Start RAW RECORDS

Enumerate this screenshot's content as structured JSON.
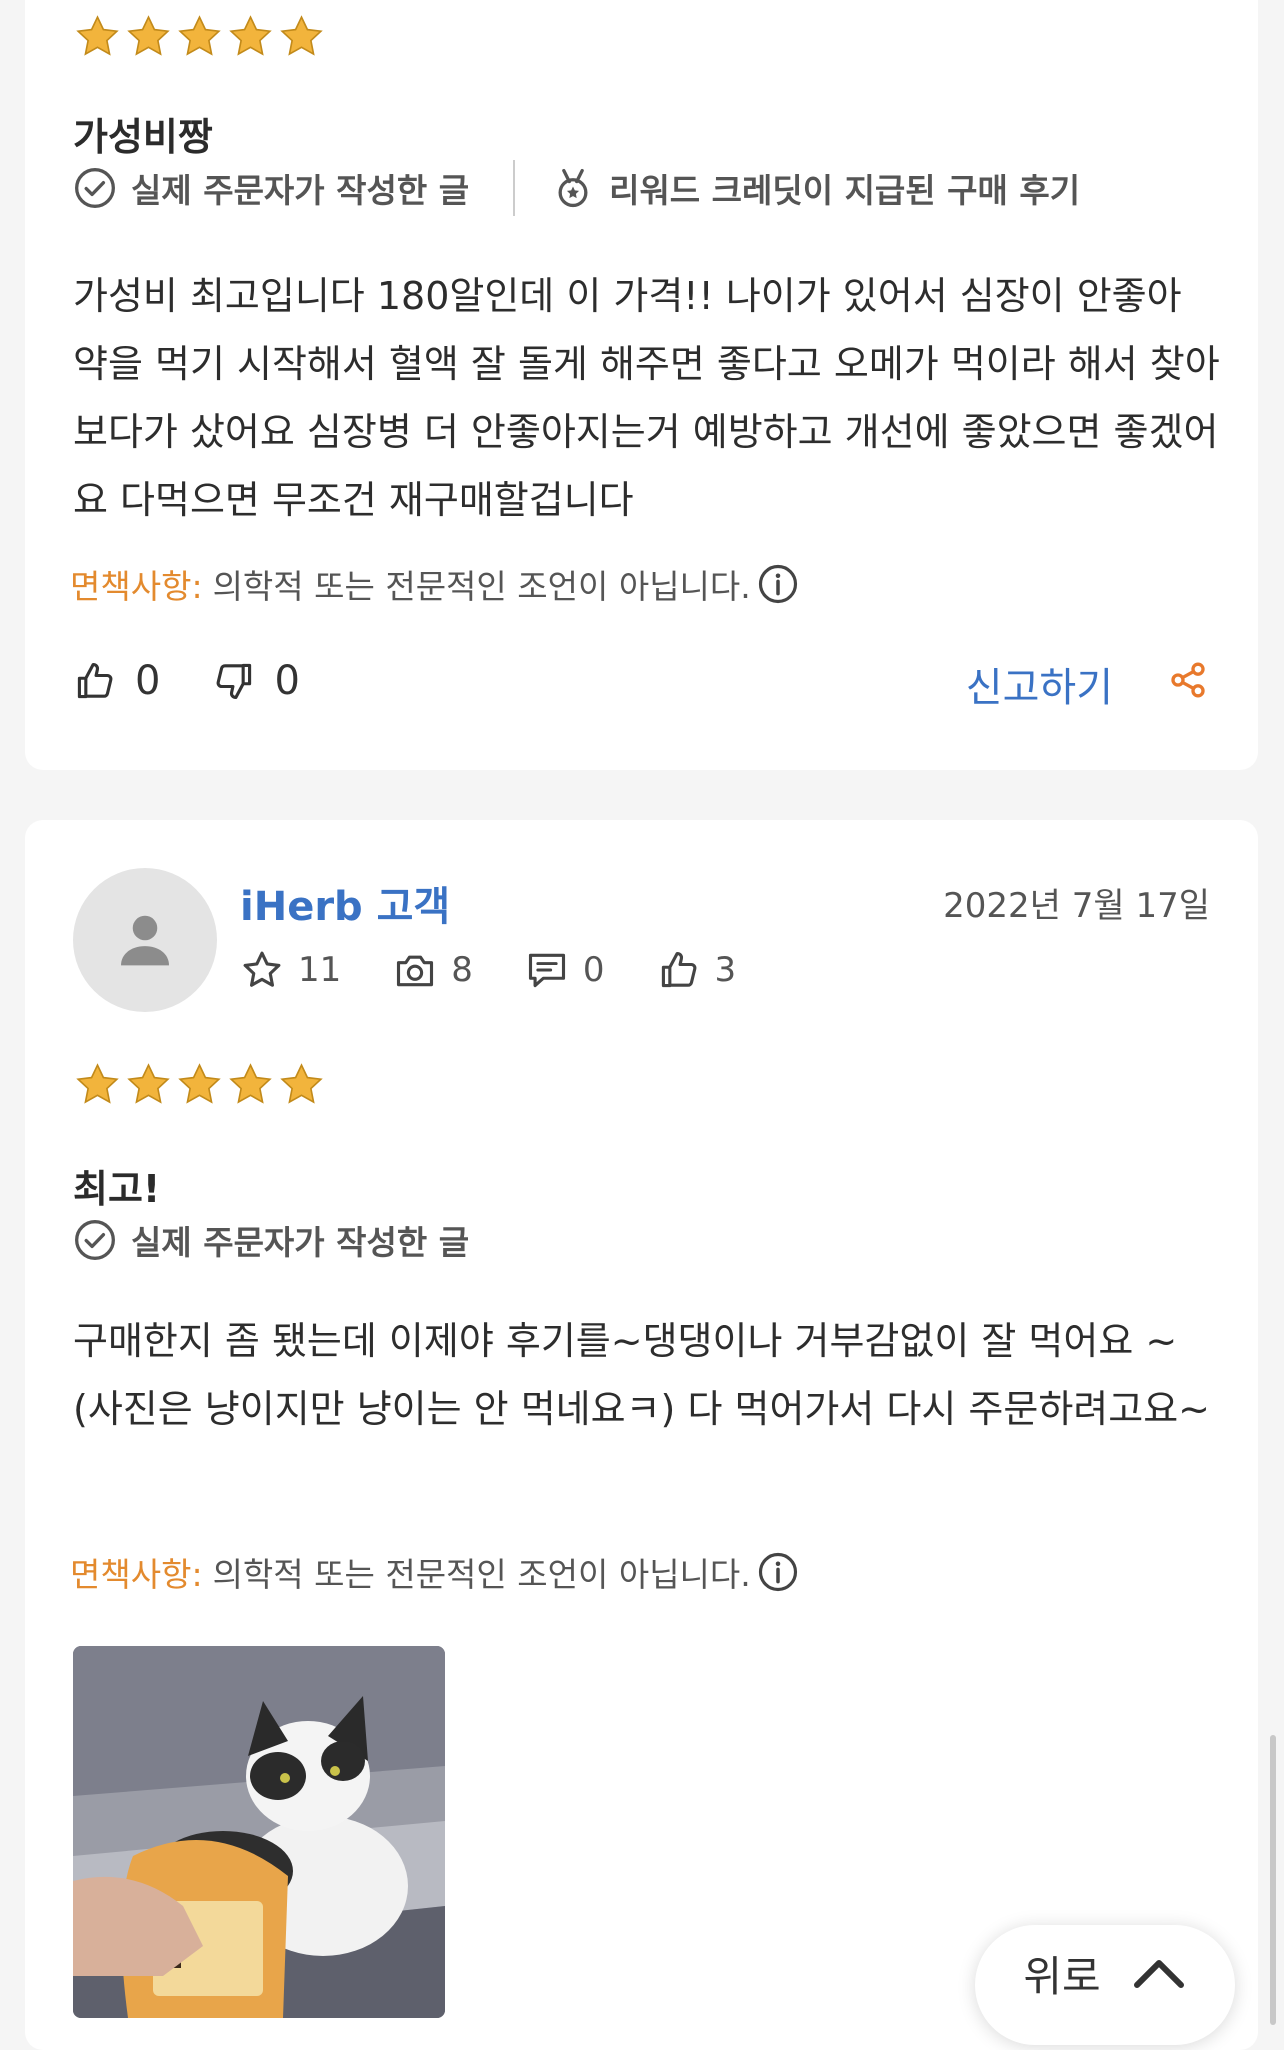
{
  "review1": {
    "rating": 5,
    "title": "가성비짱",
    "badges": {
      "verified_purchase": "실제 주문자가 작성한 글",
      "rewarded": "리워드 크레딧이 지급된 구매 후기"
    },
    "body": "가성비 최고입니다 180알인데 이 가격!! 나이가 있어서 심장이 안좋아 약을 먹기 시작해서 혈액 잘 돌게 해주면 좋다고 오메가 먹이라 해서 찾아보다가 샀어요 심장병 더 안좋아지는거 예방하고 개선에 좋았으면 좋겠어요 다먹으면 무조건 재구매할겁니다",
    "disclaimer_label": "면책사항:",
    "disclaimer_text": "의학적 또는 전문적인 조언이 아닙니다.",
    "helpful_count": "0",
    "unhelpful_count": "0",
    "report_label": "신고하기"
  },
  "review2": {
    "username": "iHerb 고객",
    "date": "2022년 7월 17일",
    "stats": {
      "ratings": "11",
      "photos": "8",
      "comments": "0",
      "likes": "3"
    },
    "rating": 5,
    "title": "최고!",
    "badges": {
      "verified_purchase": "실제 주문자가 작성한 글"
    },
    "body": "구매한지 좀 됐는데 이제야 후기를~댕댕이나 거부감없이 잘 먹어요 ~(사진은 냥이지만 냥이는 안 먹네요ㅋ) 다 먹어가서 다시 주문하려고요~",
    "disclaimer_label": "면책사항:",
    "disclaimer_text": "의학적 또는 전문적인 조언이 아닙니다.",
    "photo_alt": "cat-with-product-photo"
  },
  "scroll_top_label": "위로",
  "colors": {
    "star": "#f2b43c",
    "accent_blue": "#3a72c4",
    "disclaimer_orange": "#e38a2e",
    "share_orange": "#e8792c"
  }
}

End RAW RECORDS

§ **WHAT NEEDS TO BE DONE**
Exact duplication of all the records is required; pictures are omitted from the copy.

§ **RESPONSE FOR THIS EXERCISE**
Enumerate this screenshot's content as structured JSON.
{
  "review1": {
    "rating": 5,
    "title": "가성비짱",
    "badges": {
      "verified_purchase": "실제 주문자가 작성한 글",
      "rewarded": "리워드 크레딧이 지급된 구매 후기"
    },
    "body": "가성비 최고입니다 180알인데 이 가격!! 나이가 있어서 심장이 안좋아 약을 먹기 시작해서 혈액 잘 돌게 해주면 좋다고 오메가 먹이라 해서 찾아보다가 샀어요 심장병 더 안좋아지는거 예방하고 개선에 좋았으면 좋겠어요 다먹으면 무조건 재구매할겁니다",
    "disclaimer_label": "면책사항:",
    "disclaimer_text": "의학적 또는 전문적인 조언이 아닙니다.",
    "helpful_count": "0",
    "unhelpful_count": "0",
    "report_label": "신고하기"
  },
  "review2": {
    "username": "iHerb 고객",
    "date": "2022년 7월 17일",
    "stats": {
      "ratings": "11",
      "photos": "8",
      "comments": "0",
      "likes": "3"
    },
    "rating": 5,
    "title": "최고!",
    "badges": {
      "verified_purchase": "실제 주문자가 작성한 글"
    },
    "body": "구매한지 좀 됐는데 이제야 후기를~댕댕이나 거부감없이 잘 먹어요 ~(사진은 냥이지만 냥이는 안 먹네요ㅋ) 다 먹어가서 다시 주문하려고요~",
    "disclaimer_label": "면책사항:",
    "disclaimer_text": "의학적 또는 전문적인 조언이 아닙니다.",
    "photo_alt": "cat-with-product-photo"
  },
  "scroll_top_label": "위로",
  "colors": {
    "star": "#f2b43c",
    "accent_blue": "#3a72c4",
    "disclaimer_orange": "#e38a2e",
    "share_orange": "#e8792c"
  }
}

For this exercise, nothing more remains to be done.